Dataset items

-*-

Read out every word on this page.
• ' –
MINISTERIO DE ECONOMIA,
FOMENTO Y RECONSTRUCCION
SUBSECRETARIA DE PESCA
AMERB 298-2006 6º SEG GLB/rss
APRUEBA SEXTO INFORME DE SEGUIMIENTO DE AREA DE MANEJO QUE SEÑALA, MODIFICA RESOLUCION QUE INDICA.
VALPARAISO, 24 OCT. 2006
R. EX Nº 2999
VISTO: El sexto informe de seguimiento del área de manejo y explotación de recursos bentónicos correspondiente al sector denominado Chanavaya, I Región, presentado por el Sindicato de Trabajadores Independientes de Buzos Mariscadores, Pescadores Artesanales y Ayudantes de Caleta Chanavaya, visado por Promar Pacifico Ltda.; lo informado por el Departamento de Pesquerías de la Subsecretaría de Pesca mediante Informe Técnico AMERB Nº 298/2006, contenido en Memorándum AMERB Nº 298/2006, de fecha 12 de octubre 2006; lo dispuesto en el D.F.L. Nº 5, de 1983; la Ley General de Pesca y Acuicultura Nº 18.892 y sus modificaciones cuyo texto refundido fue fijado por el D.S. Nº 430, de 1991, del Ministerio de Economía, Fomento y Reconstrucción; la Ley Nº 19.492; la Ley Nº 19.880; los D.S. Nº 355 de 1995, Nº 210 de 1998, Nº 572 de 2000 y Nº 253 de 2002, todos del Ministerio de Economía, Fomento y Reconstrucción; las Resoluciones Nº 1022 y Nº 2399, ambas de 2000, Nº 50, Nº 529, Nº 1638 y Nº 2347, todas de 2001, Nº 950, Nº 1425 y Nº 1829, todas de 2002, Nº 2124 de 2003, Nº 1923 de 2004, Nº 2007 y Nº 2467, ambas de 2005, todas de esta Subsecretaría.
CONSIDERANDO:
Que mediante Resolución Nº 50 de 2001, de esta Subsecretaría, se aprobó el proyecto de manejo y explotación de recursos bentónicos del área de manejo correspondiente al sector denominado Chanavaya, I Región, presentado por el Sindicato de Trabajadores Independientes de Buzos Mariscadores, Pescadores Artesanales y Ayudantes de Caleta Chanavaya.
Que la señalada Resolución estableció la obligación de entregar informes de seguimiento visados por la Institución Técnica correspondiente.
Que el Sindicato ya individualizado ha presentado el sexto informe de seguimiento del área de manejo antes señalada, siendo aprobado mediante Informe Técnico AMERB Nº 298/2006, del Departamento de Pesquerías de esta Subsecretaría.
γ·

-*-

Aim
Each line above must be printed exactly as it appears.

Exercise response
Read out every word on this page.
• ' –
MINISTERIO DE ECONOMIA,
FOMENTO Y RECONSTRUCCION
SUBSECRETARIA DE PESCA
AMERB 298-2006 6º SEG GLB/rss
APRUEBA SEXTO INFORME DE SEGUIMIENTO DE AREA DE MANEJO QUE SEÑALA, MODIFICA RESOLUCION QUE INDICA.
VALPARAISO, 24 OCT. 2006
R. EX Nº 2999
VISTO: El sexto informe de seguimiento del área de manejo y explotación de recursos bentónicos correspondiente al sector denominado Chanavaya, I Región, presentado por el Sindicato de Trabajadores Independientes de Buzos Mariscadores, Pescadores Artesanales y Ayudantes de Caleta Chanavaya, visado por Promar Pacifico Ltda.; lo informado por el Departamento de Pesquerías de la Subsecretaría de Pesca mediante Informe Técnico AMERB Nº 298/2006, contenido en Memorándum AMERB Nº 298/2006, de fecha 12 de octubre 2006; lo dispuesto en el D.F.L. Nº 5, de 1983; la Ley General de Pesca y Acuicultura Nº 18.892 y sus modificaciones cuyo texto refundido fue fijado por el D.S. Nº 430, de 1991, del Ministerio de Economía, Fomento y Reconstrucción; la Ley Nº 19.492; la Ley Nº 19.880; los D.S. Nº 355 de 1995, Nº 210 de 1998, Nº 572 de 2000 y Nº 253 de 2002, todos del Ministerio de Economía, Fomento y Reconstrucción; las Resoluciones Nº 1022 y Nº 2399, ambas de 2000, Nº 50, Nº 529, Nº 1638 y Nº 2347, todas de 2001, Nº 950, Nº 1425 y Nº 1829, todas de 2002, Nº 2124 de 2003, Nº 1923 de 2004, Nº 2007 y Nº 2467, ambas de 2005, todas de esta Subsecretaría.
CONSIDERANDO:
Que mediante Resolución Nº 50 de 2001, de esta Subsecretaría, se aprobó el proyecto de manejo y explotación de recursos bentónicos del área de manejo correspondiente al sector denominado Chanavaya, I Región, presentado por el Sindicato de Trabajadores Independientes de Buzos Mariscadores, Pescadores Artesanales y Ayudantes de Caleta Chanavaya.
Que la señalada Resolución estableció la obligación de entregar informes de seguimiento visados por la Institución Técnica correspondiente.
Que el Sindicato ya individualizado ha presentado el sexto informe de seguimiento del área de manejo antes señalada, siendo aprobado mediante Informe Técnico AMERB Nº 298/2006, del Departamento de Pesquerías de esta Subsecretaría.
γ·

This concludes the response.